SET EXERCISE: Only a number is wanted: how many lines in the listing contain the word "author"?

=====

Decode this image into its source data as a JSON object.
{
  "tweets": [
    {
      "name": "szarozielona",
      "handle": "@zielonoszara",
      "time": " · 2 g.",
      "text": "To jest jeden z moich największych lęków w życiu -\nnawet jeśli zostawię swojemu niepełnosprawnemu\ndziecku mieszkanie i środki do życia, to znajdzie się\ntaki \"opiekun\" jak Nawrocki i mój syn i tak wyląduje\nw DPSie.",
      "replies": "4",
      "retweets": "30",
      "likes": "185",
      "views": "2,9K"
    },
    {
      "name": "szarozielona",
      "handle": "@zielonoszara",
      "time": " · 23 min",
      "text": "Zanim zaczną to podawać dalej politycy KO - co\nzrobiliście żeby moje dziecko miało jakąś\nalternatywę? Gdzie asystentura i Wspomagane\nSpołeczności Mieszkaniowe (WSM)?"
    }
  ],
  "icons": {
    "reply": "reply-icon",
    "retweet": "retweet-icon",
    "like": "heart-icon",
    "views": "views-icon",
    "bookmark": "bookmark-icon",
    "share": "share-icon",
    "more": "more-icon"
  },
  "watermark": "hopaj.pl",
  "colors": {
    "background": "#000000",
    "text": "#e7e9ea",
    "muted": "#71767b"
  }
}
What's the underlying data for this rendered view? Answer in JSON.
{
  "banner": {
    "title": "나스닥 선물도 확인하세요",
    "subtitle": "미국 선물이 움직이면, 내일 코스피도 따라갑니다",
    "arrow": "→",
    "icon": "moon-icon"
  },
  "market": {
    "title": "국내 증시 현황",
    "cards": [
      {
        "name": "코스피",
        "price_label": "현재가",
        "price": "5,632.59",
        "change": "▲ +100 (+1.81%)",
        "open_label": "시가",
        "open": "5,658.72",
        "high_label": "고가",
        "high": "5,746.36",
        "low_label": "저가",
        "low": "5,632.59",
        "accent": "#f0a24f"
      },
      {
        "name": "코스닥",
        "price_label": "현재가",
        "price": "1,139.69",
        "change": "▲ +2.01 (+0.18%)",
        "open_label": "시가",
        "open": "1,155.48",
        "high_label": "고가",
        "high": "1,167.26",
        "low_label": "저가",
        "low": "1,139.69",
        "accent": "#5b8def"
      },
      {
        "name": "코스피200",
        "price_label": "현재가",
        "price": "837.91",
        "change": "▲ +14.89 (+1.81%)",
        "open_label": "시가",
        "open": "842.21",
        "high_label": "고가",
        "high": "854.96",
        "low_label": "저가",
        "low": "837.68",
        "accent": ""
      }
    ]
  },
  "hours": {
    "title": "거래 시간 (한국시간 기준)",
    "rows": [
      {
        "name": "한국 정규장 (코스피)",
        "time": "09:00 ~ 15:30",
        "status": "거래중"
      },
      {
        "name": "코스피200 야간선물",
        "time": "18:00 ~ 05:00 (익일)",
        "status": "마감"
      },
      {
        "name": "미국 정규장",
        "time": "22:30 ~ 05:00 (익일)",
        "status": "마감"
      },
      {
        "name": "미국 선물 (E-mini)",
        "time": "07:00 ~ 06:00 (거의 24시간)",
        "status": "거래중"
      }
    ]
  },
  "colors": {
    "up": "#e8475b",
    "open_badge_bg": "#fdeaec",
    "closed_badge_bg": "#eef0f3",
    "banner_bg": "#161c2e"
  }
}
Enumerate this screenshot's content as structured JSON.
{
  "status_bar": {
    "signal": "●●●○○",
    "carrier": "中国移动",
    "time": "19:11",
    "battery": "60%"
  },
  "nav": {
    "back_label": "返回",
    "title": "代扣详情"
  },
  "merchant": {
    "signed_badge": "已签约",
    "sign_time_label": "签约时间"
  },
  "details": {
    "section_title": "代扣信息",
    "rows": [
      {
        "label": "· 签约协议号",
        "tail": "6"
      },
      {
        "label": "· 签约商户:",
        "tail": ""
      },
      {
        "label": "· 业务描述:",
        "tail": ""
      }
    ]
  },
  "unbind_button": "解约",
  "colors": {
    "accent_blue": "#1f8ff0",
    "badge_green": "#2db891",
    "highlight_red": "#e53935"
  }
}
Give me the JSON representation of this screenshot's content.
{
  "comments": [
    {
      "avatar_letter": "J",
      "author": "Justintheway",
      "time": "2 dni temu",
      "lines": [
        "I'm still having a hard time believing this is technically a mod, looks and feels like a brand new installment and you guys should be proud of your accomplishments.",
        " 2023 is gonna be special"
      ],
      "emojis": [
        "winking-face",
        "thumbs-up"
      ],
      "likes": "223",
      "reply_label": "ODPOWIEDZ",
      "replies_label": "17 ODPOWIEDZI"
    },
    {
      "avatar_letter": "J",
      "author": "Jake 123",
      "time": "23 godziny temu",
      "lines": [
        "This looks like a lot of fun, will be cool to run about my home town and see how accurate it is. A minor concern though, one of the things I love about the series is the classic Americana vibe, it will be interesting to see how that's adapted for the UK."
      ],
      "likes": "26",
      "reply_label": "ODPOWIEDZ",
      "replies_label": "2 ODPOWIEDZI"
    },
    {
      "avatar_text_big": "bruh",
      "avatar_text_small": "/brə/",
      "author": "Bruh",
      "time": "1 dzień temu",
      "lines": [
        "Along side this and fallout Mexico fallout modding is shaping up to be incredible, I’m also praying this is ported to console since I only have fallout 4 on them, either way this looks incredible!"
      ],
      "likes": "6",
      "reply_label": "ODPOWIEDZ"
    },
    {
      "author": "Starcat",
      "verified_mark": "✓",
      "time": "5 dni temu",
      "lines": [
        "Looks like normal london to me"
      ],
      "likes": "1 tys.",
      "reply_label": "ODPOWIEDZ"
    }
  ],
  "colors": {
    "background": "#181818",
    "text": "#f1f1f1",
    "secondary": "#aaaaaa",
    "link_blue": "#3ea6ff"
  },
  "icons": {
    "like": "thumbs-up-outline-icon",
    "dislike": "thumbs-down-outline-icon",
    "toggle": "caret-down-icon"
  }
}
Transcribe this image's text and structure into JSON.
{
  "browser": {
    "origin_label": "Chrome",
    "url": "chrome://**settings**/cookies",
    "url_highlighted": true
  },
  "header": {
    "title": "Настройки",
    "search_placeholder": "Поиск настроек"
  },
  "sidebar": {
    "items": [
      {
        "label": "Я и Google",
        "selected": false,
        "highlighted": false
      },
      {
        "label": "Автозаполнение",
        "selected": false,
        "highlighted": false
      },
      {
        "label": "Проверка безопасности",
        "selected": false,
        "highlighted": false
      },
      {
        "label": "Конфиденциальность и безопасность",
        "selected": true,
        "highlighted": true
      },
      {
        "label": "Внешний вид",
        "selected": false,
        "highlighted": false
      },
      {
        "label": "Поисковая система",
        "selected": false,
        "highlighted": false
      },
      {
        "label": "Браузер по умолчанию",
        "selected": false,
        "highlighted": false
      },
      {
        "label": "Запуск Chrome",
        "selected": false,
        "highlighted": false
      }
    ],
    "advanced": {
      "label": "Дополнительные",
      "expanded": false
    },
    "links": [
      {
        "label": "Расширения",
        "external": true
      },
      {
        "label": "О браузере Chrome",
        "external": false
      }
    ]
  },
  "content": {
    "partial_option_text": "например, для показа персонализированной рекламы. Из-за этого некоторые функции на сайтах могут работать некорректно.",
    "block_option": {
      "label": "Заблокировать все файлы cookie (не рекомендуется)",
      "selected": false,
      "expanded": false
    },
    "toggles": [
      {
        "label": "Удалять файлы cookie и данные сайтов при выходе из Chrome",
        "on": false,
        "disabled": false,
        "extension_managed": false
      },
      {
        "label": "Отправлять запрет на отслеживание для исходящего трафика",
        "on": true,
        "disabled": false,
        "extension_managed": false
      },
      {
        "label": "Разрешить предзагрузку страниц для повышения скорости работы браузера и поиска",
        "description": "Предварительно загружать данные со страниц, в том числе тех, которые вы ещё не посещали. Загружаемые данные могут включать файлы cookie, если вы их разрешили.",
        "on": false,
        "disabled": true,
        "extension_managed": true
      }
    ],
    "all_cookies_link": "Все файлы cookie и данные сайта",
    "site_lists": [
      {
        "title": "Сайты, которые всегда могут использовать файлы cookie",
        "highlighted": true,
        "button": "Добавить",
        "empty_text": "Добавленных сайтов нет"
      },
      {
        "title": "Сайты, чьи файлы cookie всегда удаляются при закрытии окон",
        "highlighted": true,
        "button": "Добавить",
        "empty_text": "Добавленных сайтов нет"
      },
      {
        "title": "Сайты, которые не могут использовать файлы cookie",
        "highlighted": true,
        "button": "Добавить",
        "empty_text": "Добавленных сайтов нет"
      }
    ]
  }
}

=====

SOLUTION FOR THIS TASK: 4